= Exercise directions =
How many lines in the material below contain the string "text"? Matching is case-sensitive. Reply with the number alone.

[Labeled region entries]
***

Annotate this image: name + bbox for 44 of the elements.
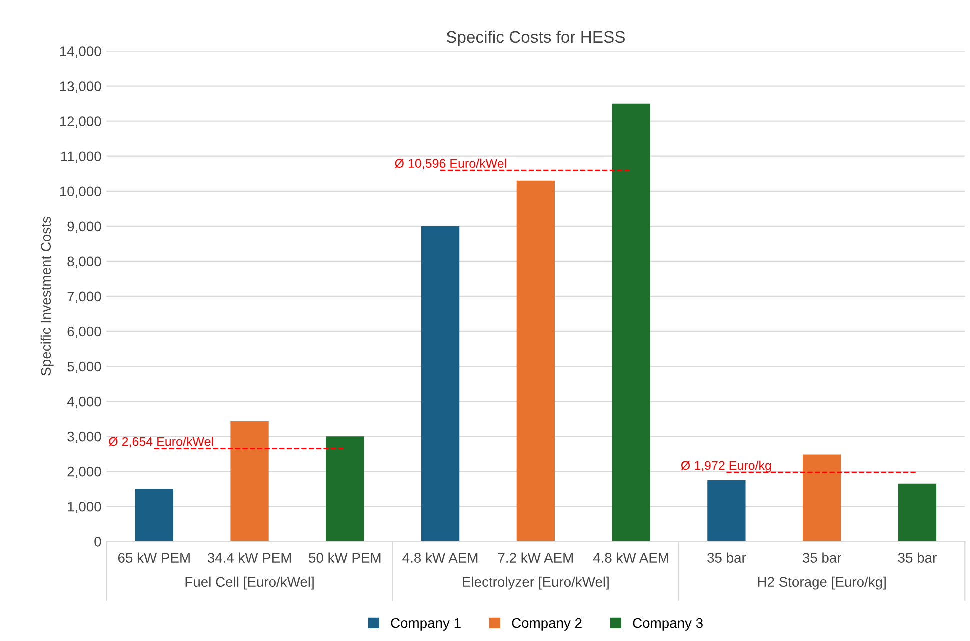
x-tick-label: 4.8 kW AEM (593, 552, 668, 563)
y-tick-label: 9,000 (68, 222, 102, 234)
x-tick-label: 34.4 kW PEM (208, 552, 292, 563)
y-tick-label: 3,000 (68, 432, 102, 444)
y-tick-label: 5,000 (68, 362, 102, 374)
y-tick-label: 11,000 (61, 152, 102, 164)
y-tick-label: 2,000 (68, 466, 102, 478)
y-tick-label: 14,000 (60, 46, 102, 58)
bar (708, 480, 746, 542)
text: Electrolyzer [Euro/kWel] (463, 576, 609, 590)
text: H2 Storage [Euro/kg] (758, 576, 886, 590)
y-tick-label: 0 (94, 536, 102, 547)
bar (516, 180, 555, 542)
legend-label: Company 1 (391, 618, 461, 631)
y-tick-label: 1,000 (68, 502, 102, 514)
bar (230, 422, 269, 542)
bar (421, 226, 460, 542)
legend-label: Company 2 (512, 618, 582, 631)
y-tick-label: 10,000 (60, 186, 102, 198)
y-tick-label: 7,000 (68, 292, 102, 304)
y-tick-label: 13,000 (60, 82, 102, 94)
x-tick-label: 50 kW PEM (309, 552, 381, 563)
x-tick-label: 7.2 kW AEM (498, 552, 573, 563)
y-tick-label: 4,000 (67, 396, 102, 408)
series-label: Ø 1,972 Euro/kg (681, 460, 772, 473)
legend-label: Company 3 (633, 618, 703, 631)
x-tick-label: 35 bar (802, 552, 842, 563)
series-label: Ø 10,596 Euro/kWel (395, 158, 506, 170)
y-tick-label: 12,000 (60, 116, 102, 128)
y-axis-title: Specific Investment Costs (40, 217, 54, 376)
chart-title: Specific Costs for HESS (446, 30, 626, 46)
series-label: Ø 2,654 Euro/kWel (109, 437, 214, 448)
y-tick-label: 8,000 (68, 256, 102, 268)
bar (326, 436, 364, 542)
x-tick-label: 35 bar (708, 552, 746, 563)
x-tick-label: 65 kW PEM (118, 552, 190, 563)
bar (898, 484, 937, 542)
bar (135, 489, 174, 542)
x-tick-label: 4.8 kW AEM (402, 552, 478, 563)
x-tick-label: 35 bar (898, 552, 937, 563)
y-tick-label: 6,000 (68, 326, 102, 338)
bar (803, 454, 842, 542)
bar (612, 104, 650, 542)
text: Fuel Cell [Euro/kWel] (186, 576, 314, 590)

***

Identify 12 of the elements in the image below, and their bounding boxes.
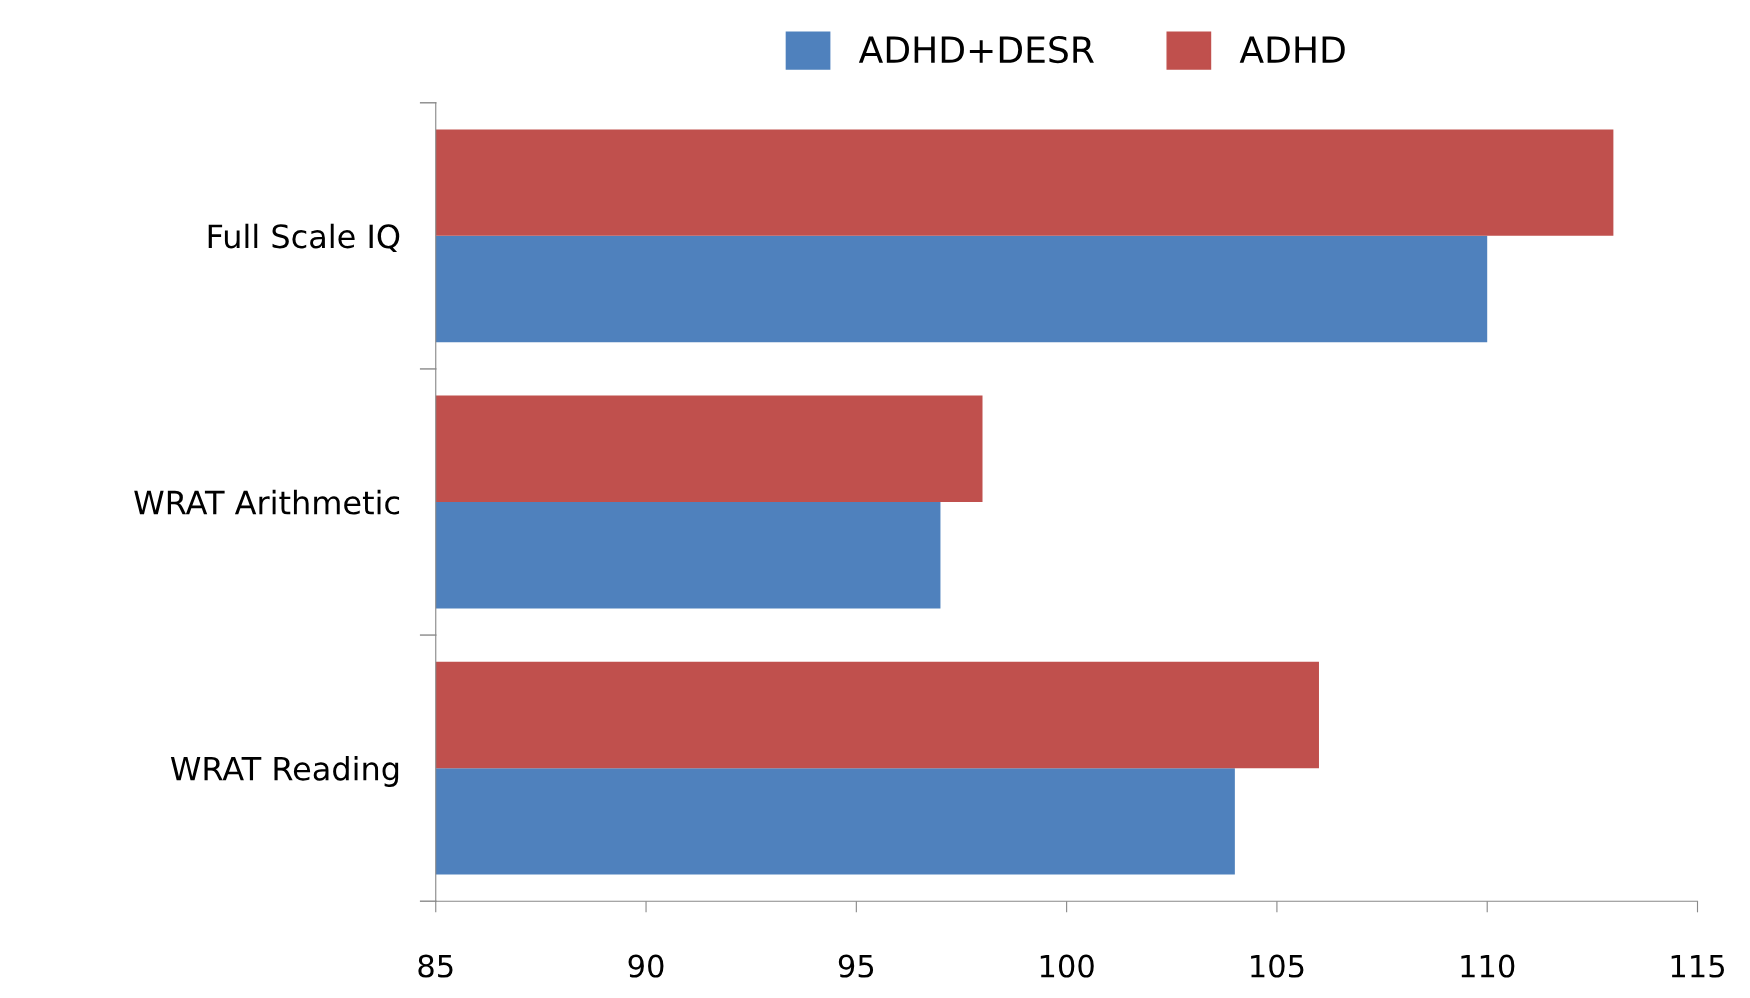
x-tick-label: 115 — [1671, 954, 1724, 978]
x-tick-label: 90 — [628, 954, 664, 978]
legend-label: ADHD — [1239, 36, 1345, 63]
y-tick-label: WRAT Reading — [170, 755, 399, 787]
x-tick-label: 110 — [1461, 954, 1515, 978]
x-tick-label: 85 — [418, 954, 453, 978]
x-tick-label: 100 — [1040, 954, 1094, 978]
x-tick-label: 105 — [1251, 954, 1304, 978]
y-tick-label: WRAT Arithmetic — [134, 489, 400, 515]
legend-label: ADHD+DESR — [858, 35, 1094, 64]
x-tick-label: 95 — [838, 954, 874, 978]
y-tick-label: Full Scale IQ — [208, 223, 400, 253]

***

= Exercise solution =
3